▸ REQUEST:
Reproduce every line of the records exactly, but leave out the pictures.

--- Begin INFORMATION SUPPLIED ---

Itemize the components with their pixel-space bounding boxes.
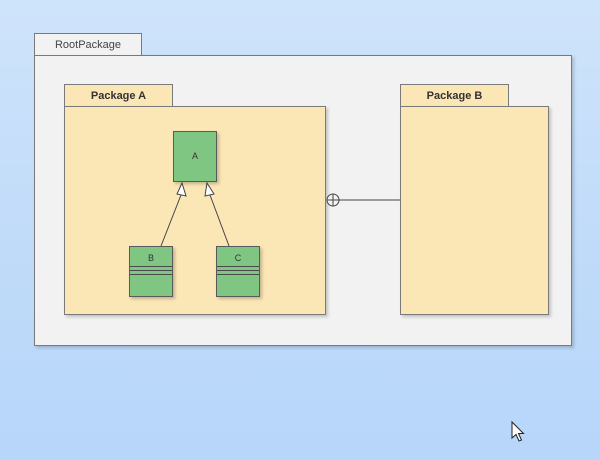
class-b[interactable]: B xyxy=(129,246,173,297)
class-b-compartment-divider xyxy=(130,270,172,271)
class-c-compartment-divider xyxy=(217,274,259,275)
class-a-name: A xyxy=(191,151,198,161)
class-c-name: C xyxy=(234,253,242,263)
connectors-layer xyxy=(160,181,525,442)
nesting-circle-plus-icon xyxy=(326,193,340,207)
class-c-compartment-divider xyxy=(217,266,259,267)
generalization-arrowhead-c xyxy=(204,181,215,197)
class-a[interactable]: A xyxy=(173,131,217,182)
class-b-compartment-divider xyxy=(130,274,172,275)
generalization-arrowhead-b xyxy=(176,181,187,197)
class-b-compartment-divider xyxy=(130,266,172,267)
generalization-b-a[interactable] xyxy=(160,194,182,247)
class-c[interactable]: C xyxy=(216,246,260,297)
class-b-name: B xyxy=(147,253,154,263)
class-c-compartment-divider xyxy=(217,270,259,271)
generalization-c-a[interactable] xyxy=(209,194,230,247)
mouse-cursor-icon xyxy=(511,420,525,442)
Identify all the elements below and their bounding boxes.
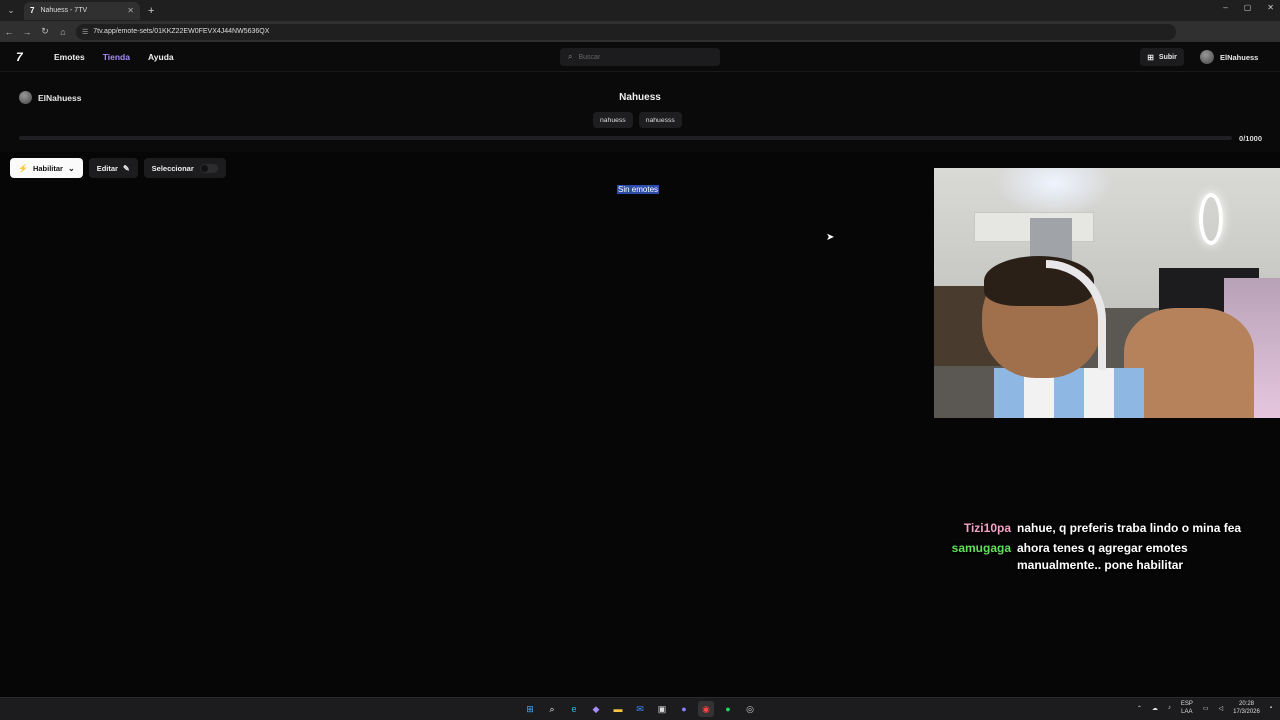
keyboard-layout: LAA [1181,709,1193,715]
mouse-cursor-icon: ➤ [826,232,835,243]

--- End INFORMATION SUPPLIED ---

▸ EXERCISE ANSWER:
Itemize the components with their pixel-space bounding boxes.
class-b[interactable]: B xyxy=(129,246,173,297)
class-b-compartment-divider xyxy=(130,270,172,271)
class-c-compartment-divider xyxy=(217,274,259,275)
class-a-name: A xyxy=(191,151,198,161)
class-c-name: C xyxy=(234,253,242,263)
connectors-layer xyxy=(160,181,525,442)
nesting-circle-plus-icon xyxy=(326,193,340,207)
class-c-compartment-divider xyxy=(217,266,259,267)
generalization-arrowhead-c xyxy=(204,181,215,197)
class-a[interactable]: A xyxy=(173,131,217,182)
class-b-compartment-divider xyxy=(130,274,172,275)
generalization-arrowhead-b xyxy=(176,181,187,197)
class-b-compartment-divider xyxy=(130,266,172,267)
generalization-b-a[interactable] xyxy=(160,194,182,247)
class-c[interactable]: C xyxy=(216,246,260,297)
class-b-name: B xyxy=(147,253,154,263)
class-c-compartment-divider xyxy=(217,270,259,271)
generalization-c-a[interactable] xyxy=(209,194,230,247)
mouse-cursor-icon xyxy=(511,420,525,442)
Identify all the elements below and their bounding boxes.
keyboard-layout: LAA [1181,709,1193,715]
mouse-cursor-icon: ➤ [826,232,835,243]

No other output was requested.